Data excerpts:
· · · · ·
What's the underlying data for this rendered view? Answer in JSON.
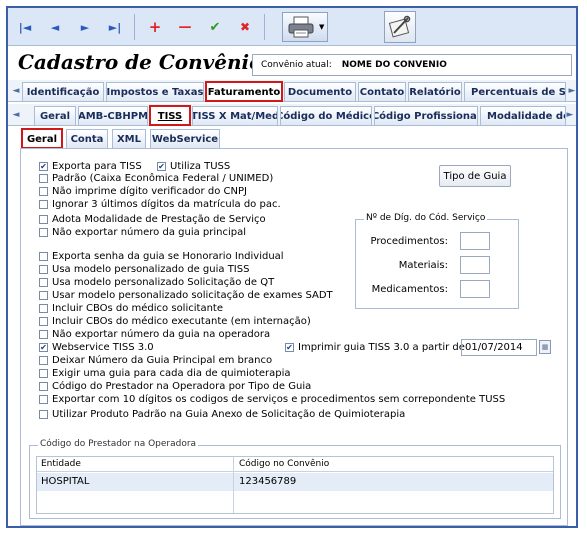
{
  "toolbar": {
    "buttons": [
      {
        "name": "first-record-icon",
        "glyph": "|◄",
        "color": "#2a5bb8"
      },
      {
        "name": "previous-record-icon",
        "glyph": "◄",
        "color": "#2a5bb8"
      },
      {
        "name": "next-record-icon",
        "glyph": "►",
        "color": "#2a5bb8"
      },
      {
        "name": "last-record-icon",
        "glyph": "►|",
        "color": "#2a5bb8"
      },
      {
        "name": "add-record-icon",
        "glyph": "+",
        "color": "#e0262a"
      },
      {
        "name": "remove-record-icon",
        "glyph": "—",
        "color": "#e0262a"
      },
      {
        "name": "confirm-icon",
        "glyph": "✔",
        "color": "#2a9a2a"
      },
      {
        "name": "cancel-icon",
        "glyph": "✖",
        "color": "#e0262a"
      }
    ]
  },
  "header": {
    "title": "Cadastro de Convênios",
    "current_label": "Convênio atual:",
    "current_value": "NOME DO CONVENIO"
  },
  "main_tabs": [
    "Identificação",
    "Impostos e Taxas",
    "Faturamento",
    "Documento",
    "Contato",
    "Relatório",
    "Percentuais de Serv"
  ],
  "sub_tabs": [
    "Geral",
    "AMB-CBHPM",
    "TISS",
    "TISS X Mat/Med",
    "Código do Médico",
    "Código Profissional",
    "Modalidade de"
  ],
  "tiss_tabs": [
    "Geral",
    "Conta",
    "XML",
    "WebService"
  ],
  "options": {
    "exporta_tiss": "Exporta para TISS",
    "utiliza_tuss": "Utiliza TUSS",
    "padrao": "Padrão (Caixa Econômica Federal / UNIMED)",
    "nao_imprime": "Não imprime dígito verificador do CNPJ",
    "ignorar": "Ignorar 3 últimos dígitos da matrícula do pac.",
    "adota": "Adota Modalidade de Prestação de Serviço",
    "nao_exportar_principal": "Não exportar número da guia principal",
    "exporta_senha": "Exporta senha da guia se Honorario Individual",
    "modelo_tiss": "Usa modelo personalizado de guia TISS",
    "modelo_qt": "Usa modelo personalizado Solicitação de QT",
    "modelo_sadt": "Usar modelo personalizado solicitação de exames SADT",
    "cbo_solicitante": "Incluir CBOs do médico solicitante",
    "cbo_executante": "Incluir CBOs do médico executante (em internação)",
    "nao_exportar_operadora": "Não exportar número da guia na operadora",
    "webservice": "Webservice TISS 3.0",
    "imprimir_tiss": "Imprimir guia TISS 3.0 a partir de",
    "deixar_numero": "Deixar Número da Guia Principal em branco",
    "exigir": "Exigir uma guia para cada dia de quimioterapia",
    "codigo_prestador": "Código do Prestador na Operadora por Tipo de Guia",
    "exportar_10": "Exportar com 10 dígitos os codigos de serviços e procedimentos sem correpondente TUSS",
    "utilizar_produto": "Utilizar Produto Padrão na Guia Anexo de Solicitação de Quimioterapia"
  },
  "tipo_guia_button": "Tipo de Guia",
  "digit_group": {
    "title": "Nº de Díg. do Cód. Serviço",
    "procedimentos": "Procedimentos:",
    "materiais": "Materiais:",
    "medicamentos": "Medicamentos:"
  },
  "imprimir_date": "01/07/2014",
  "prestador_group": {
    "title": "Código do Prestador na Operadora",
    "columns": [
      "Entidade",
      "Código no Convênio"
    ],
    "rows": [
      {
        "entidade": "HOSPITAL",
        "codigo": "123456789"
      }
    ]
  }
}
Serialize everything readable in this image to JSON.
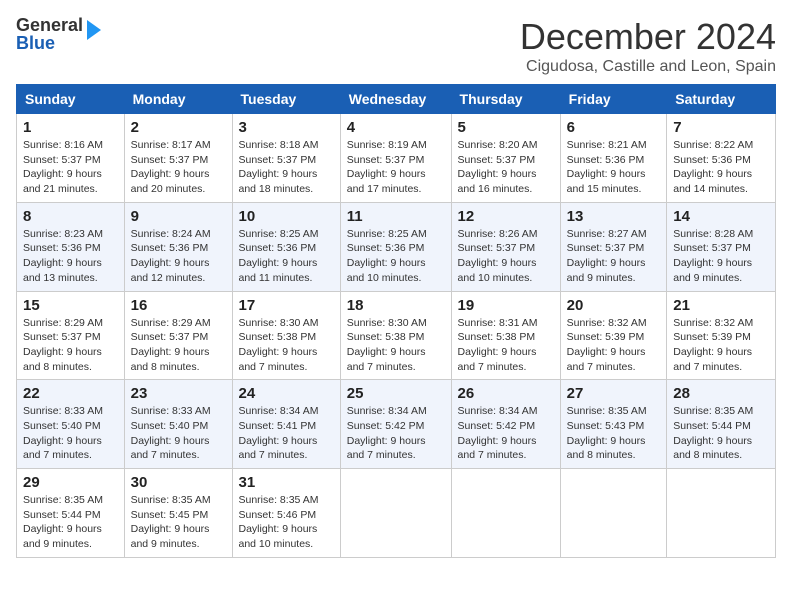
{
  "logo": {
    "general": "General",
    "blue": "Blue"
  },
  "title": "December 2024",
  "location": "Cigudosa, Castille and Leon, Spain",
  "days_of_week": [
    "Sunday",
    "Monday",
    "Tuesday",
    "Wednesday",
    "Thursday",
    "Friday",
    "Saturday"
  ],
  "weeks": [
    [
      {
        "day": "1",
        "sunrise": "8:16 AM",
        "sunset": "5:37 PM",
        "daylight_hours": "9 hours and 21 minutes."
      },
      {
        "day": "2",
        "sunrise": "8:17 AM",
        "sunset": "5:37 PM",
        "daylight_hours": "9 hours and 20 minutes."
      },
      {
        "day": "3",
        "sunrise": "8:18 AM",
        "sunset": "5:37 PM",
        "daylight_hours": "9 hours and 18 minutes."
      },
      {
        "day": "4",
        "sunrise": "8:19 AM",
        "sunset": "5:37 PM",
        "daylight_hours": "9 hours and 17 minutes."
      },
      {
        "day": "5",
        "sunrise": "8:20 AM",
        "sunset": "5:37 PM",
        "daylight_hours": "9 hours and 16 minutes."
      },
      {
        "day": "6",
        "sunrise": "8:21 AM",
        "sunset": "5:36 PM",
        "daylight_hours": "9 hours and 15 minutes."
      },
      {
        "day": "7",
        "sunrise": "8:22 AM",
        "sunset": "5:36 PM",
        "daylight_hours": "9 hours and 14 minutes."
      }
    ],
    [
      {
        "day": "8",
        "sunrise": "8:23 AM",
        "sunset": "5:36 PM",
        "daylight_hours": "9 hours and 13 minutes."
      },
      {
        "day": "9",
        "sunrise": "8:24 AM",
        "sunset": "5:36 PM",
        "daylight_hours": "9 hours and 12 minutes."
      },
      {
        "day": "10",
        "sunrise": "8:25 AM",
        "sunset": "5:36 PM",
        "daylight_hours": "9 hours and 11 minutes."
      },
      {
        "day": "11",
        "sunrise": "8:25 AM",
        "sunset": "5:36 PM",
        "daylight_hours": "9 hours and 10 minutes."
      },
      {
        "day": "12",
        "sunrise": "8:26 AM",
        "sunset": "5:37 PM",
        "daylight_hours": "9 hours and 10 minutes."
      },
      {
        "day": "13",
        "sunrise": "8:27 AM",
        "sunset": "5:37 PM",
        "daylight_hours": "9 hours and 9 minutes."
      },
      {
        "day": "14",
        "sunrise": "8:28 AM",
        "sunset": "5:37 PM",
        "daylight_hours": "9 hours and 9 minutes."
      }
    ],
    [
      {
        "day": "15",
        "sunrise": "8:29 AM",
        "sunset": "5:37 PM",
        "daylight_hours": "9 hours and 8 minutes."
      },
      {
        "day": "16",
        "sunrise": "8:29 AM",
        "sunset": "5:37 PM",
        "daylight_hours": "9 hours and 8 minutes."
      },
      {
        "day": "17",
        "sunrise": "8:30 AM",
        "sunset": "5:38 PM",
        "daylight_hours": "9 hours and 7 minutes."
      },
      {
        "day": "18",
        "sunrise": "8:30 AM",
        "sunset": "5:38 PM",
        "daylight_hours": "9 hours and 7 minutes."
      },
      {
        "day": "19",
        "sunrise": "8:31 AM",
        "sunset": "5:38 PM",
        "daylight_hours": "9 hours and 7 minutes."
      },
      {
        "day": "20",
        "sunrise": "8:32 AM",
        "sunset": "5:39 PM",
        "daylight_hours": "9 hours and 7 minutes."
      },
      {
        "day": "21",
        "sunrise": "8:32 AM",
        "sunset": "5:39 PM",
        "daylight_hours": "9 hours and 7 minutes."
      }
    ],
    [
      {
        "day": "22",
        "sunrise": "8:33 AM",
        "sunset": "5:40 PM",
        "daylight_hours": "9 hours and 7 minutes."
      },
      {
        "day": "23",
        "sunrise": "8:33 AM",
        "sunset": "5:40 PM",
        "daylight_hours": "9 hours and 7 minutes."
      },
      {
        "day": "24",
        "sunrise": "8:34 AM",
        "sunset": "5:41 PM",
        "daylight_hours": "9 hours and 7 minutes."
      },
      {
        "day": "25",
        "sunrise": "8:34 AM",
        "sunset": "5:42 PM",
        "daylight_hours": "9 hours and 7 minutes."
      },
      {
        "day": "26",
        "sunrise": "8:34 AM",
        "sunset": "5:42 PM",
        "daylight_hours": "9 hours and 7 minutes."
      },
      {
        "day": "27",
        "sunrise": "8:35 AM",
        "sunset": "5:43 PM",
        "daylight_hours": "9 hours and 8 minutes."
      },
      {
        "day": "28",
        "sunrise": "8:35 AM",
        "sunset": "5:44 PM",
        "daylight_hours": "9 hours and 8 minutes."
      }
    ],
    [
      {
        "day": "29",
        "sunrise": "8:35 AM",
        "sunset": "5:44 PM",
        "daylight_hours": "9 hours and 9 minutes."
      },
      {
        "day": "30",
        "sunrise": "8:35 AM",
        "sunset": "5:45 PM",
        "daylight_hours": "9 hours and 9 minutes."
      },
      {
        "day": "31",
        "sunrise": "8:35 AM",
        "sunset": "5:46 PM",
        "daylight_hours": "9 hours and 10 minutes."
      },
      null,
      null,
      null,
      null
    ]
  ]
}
· · · · ·
Aim
From the entries above, copy each line holding "JSON".

Answer to this exercise
What's the underlying data for this rendered view? Answer in JSON.
Serialize everything readable in this image to JSON.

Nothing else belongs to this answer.